» **Directions**:
Omit the pictures and return every entry exactly as written.

» **Material**:
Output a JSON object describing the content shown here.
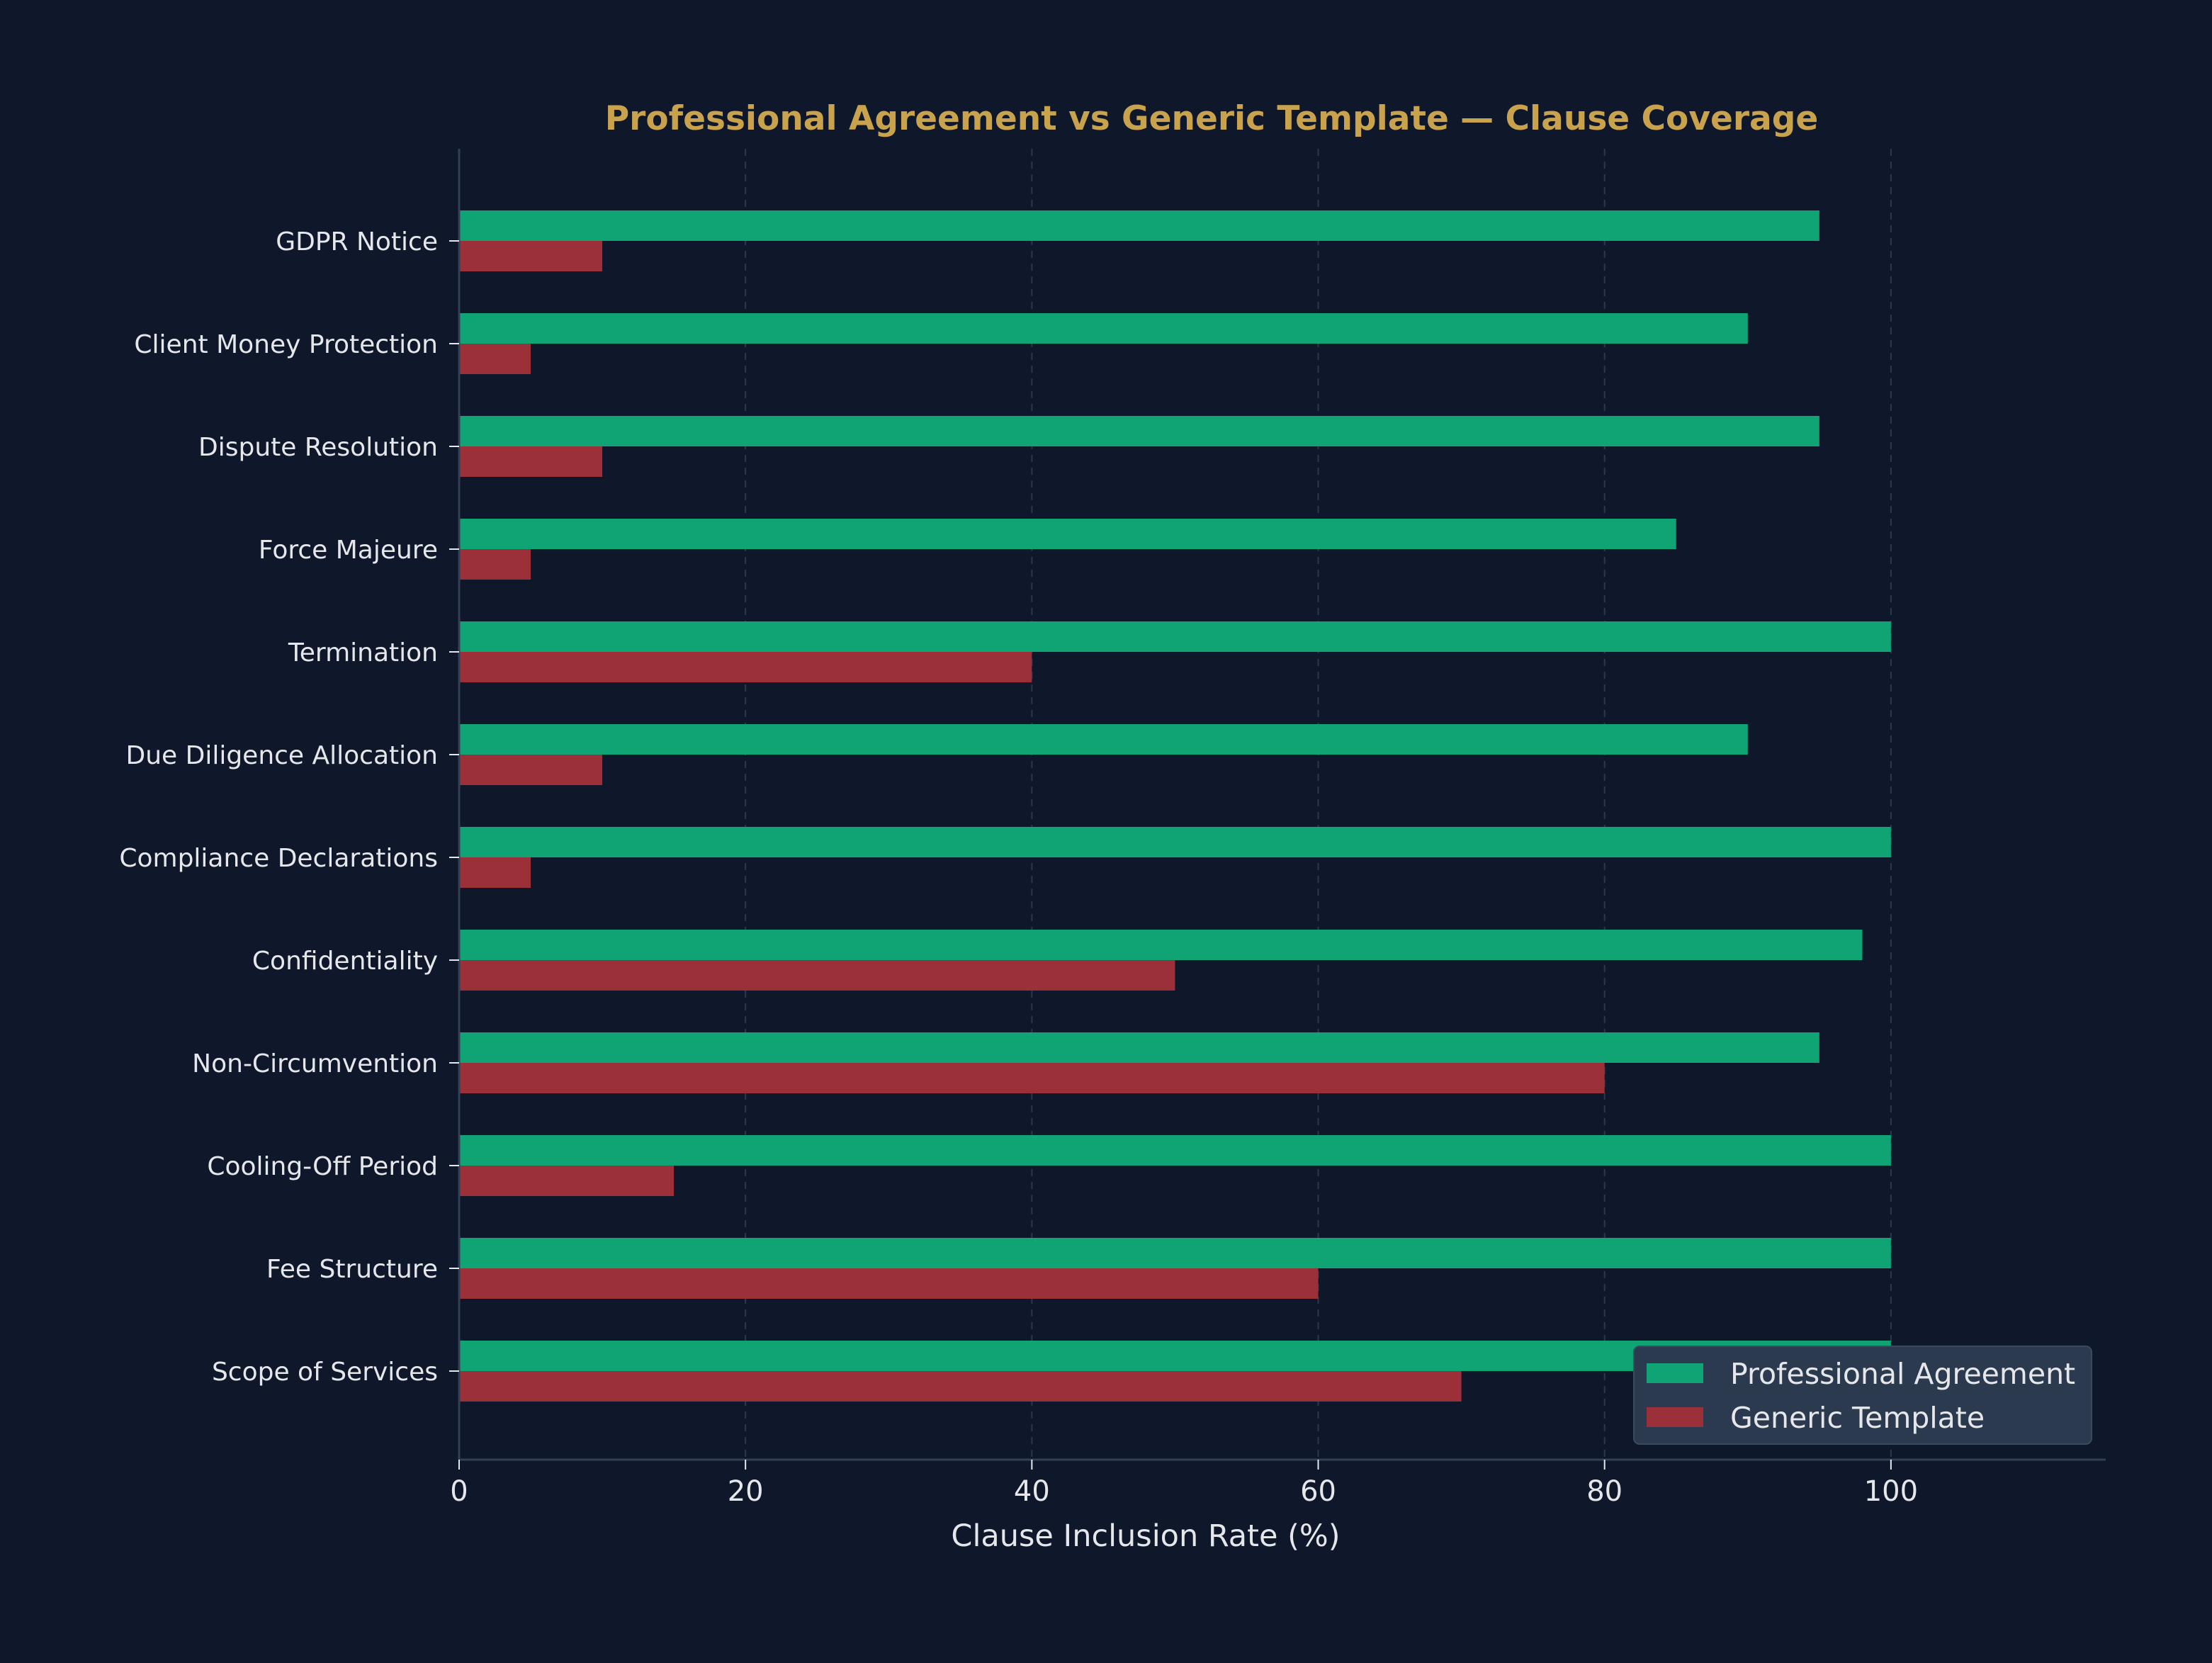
{
  "chart_data": {
    "type": "bar",
    "orientation": "horizontal",
    "title": "Professional Agreement vs Generic Template — Clause Coverage",
    "xlabel": "Clause Inclusion Rate (%)",
    "ylabel": "",
    "xlim": [
      0,
      115
    ],
    "xticks": [
      0,
      20,
      40,
      60,
      80,
      100
    ],
    "grid": "vertical dashed",
    "legend": "bottom-right",
    "categories": [
      "Scope of Services",
      "Fee Structure",
      "Cooling-Off Period",
      "Non-Circumvention",
      "Confidentiality",
      "Compliance Declarations",
      "Due Diligence Allocation",
      "Termination",
      "Force Majeure",
      "Dispute Resolution",
      "Client Money Protection",
      "GDPR Notice"
    ],
    "series": [
      {
        "name": "Professional Agreement",
        "color": "#10a374",
        "values": [
          100,
          100,
          100,
          95,
          98,
          100,
          90,
          100,
          85,
          95,
          90,
          95
        ]
      },
      {
        "name": "Generic Template",
        "color": "#9b3039",
        "values": [
          70,
          60,
          15,
          80,
          50,
          5,
          10,
          40,
          5,
          10,
          5,
          10
        ]
      }
    ],
    "colors": {
      "background": "#0f172a",
      "title": "#c9a24d",
      "text": "#e5e7eb",
      "axis": "#334155",
      "grid": "#334155",
      "legend_bg": "#2b3a4e"
    }
  }
}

» **Output of the task**:
Output a JSON object describing the content shown here.
{
  "chart_data": {
    "type": "bar",
    "orientation": "horizontal",
    "title": "Professional Agreement vs Generic Template — Clause Coverage",
    "xlabel": "Clause Inclusion Rate (%)",
    "ylabel": "",
    "xlim": [
      0,
      115
    ],
    "xticks": [
      0,
      20,
      40,
      60,
      80,
      100
    ],
    "grid": "vertical dashed",
    "legend": "bottom-right",
    "categories": [
      "Scope of Services",
      "Fee Structure",
      "Cooling-Off Period",
      "Non-Circumvention",
      "Confidentiality",
      "Compliance Declarations",
      "Due Diligence Allocation",
      "Termination",
      "Force Majeure",
      "Dispute Resolution",
      "Client Money Protection",
      "GDPR Notice"
    ],
    "series": [
      {
        "name": "Professional Agreement",
        "color": "#10a374",
        "values": [
          100,
          100,
          100,
          95,
          98,
          100,
          90,
          100,
          85,
          95,
          90,
          95
        ]
      },
      {
        "name": "Generic Template",
        "color": "#9b3039",
        "values": [
          70,
          60,
          15,
          80,
          50,
          5,
          10,
          40,
          5,
          10,
          5,
          10
        ]
      }
    ],
    "colors": {
      "background": "#0f172a",
      "title": "#c9a24d",
      "text": "#e5e7eb",
      "axis": "#334155",
      "grid": "#334155",
      "legend_bg": "#2b3a4e"
    }
  }
}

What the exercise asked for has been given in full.